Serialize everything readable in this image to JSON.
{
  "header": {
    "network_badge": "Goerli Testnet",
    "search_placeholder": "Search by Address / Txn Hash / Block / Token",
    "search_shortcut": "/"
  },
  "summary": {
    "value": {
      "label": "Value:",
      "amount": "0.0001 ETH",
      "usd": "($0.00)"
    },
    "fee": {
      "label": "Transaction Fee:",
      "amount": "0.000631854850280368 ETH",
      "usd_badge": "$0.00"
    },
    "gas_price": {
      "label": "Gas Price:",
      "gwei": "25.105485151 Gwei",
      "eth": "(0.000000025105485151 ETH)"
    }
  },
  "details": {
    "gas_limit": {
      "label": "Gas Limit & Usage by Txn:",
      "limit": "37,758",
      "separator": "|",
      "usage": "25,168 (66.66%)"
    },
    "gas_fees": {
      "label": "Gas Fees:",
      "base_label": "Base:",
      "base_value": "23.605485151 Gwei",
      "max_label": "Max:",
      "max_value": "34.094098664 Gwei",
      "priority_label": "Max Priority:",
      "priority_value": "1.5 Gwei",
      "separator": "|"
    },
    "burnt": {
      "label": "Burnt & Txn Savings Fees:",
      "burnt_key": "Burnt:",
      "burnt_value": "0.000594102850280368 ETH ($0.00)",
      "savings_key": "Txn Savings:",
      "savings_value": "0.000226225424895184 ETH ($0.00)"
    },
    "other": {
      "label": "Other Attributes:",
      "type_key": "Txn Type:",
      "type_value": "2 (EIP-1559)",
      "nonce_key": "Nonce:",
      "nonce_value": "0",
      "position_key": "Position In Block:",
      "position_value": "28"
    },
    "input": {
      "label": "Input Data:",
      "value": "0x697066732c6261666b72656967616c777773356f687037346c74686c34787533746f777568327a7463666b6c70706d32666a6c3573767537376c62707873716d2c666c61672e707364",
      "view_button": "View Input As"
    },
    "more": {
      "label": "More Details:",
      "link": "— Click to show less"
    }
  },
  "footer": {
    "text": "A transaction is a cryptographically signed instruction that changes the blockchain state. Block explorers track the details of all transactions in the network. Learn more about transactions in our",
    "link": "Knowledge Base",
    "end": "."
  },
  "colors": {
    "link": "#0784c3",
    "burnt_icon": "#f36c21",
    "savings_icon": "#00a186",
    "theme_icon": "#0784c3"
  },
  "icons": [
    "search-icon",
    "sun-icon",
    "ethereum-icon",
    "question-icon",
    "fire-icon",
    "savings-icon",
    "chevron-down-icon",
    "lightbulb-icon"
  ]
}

····················

▶ _Set problem_
Copy out all the entries shown above, character for character.

▶ _Solution_
Serialize everything readable in this image to JSON.
{
  "header": {
    "network_badge": "Goerli Testnet",
    "search_placeholder": "Search by Address / Txn Hash / Block / Token",
    "search_shortcut": "/"
  },
  "summary": {
    "value": {
      "label": "Value:",
      "amount": "0.0001 ETH",
      "usd": "($0.00)"
    },
    "fee": {
      "label": "Transaction Fee:",
      "amount": "0.000631854850280368 ETH",
      "usd_badge": "$0.00"
    },
    "gas_price": {
      "label": "Gas Price:",
      "gwei": "25.105485151 Gwei",
      "eth": "(0.000000025105485151 ETH)"
    }
  },
  "details": {
    "gas_limit": {
      "label": "Gas Limit & Usage by Txn:",
      "limit": "37,758",
      "separator": "|",
      "usage": "25,168 (66.66%)"
    },
    "gas_fees": {
      "label": "Gas Fees:",
      "base_label": "Base:",
      "base_value": "23.605485151 Gwei",
      "max_label": "Max:",
      "max_value": "34.094098664 Gwei",
      "priority_label": "Max Priority:",
      "priority_value": "1.5 Gwei",
      "separator": "|"
    },
    "burnt": {
      "label": "Burnt & Txn Savings Fees:",
      "burnt_key": "Burnt:",
      "burnt_value": "0.000594102850280368 ETH ($0.00)",
      "savings_key": "Txn Savings:",
      "savings_value": "0.000226225424895184 ETH ($0.00)"
    },
    "other": {
      "label": "Other Attributes:",
      "type_key": "Txn Type:",
      "type_value": "2 (EIP-1559)",
      "nonce_key": "Nonce:",
      "nonce_value": "0",
      "position_key": "Position In Block:",
      "position_value": "28"
    },
    "input": {
      "label": "Input Data:",
      "value": "0x697066732c6261666b72656967616c777773356f687037346c74686c34787533746f777568327a7463666b6c70706d32666a6c3573767537376c62707873716d2c666c61672e707364",
      "view_button": "View Input As"
    },
    "more": {
      "label": "More Details:",
      "link": "— Click to show less"
    }
  },
  "footer": {
    "text": "A transaction is a cryptographically signed instruction that changes the blockchain state. Block explorers track the details of all transactions in the network. Learn more about transactions in our",
    "link": "Knowledge Base",
    "end": "."
  },
  "colors": {
    "link": "#0784c3",
    "burnt_icon": "#f36c21",
    "savings_icon": "#00a186",
    "theme_icon": "#0784c3"
  },
  "icons": [
    "search-icon",
    "sun-icon",
    "ethereum-icon",
    "question-icon",
    "fire-icon",
    "savings-icon",
    "chevron-down-icon",
    "lightbulb-icon"
  ]
}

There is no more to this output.